What the task requires:
Using the listing below, copy every line that mentions "text".

Part of a data file:
begin

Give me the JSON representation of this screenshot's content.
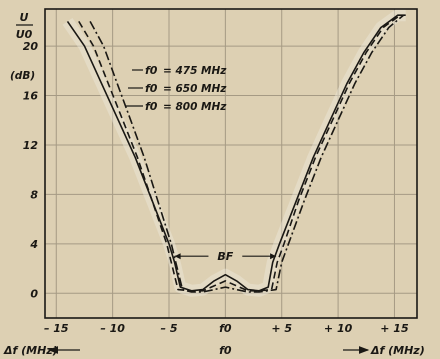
{
  "chart_data": {
    "type": "line",
    "title": "",
    "ylabel_num": "U",
    "ylabel_den": "U0",
    "yunit": "(dB)",
    "xlabel_left": "Δf (MHz)",
    "xlabel_right": "Δf (MHz)",
    "xlim": [
      -16,
      17
    ],
    "ylim": [
      -2,
      23
    ],
    "grid": true,
    "x_ticks": [
      -15,
      -10,
      -5,
      0,
      5,
      10,
      15
    ],
    "x_tick_labels": [
      "– 15",
      "– 10",
      "– 5",
      "f0",
      "+ 5",
      "+ 10",
      "+ 15"
    ],
    "center_label": "f0",
    "y_ticks": [
      0,
      4,
      8,
      12,
      16,
      20
    ],
    "y_tick_labels": [
      "0",
      "4",
      "8",
      "12",
      "16",
      "20"
    ],
    "bandwidth_label": "BF",
    "bandwidth_range": [
      -4.5,
      4.5
    ],
    "bandwidth_level": 3,
    "series": [
      {
        "name": "f0 = 475 MHz",
        "style": "solid",
        "x": [
          -14,
          -12.5,
          -11,
          -9.5,
          -8,
          -6.5,
          -5,
          -4.5,
          -4,
          -3,
          -2,
          -1,
          0,
          1,
          2,
          3,
          3.8,
          4.2,
          4.8,
          6.3,
          7.8,
          9.3,
          10.8,
          12.3,
          13.8,
          15.3,
          16
        ],
        "y": [
          22,
          20,
          17,
          14,
          11,
          7.5,
          4,
          2.5,
          0.5,
          0.2,
          0.3,
          1,
          1.5,
          1,
          0.3,
          0.2,
          0.5,
          2.5,
          4,
          7.5,
          11,
          14,
          17,
          19.5,
          21.5,
          22.5,
          22.5
        ]
      },
      {
        "name": "f0 = 650 MHz",
        "style": "dashed",
        "x": [
          -13,
          -11.7,
          -10.4,
          -9.1,
          -7.8,
          -6.5,
          -5.2,
          -4.8,
          -4.2,
          -3,
          -2,
          -1,
          0,
          1,
          2,
          3,
          4.1,
          4.6,
          5.2,
          6.5,
          8,
          9.5,
          11,
          12.5,
          14,
          15.5
        ],
        "y": [
          22,
          20,
          17,
          14,
          11,
          7.5,
          4,
          2.5,
          0.3,
          0.2,
          0.2,
          0.6,
          1,
          0.6,
          0.2,
          0.2,
          0.3,
          2.5,
          4,
          7.5,
          11,
          14,
          17,
          19.5,
          21.5,
          22.5
        ]
      },
      {
        "name": "f0 = 800 MHz",
        "style": "dashdot",
        "x": [
          -12,
          -10.8,
          -9.6,
          -8.4,
          -7.2,
          -6,
          -4.8,
          -4.4,
          -3.8,
          -3,
          -2,
          -1,
          0,
          1,
          2,
          3,
          4.5,
          5,
          5.6,
          7,
          8.5,
          10,
          11.5,
          13,
          14.5,
          15.8
        ],
        "y": [
          22,
          20,
          17,
          14,
          11,
          7.5,
          4,
          2.5,
          0.3,
          0.1,
          0.1,
          0.3,
          0.5,
          0.3,
          0.1,
          0.1,
          0.3,
          2.5,
          4,
          7.5,
          11,
          14,
          17,
          19.5,
          21.5,
          22.5
        ]
      }
    ],
    "legend_items": [
      {
        "prefix": "f0",
        "text": "= 475 MHz"
      },
      {
        "prefix": "f0",
        "text": "= 650 MHz"
      },
      {
        "prefix": "f0",
        "text": "= 800 MHz"
      }
    ]
  },
  "colors": {
    "paper": "#ddd0b3",
    "ink": "#1a1814",
    "grid": "#a59a84",
    "highlight": "#eee8dc"
  }
}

end

Problem solution:
        "text": "= 475 MHz"
        "text": "= 650 MHz"
        "text": "= 800 MHz"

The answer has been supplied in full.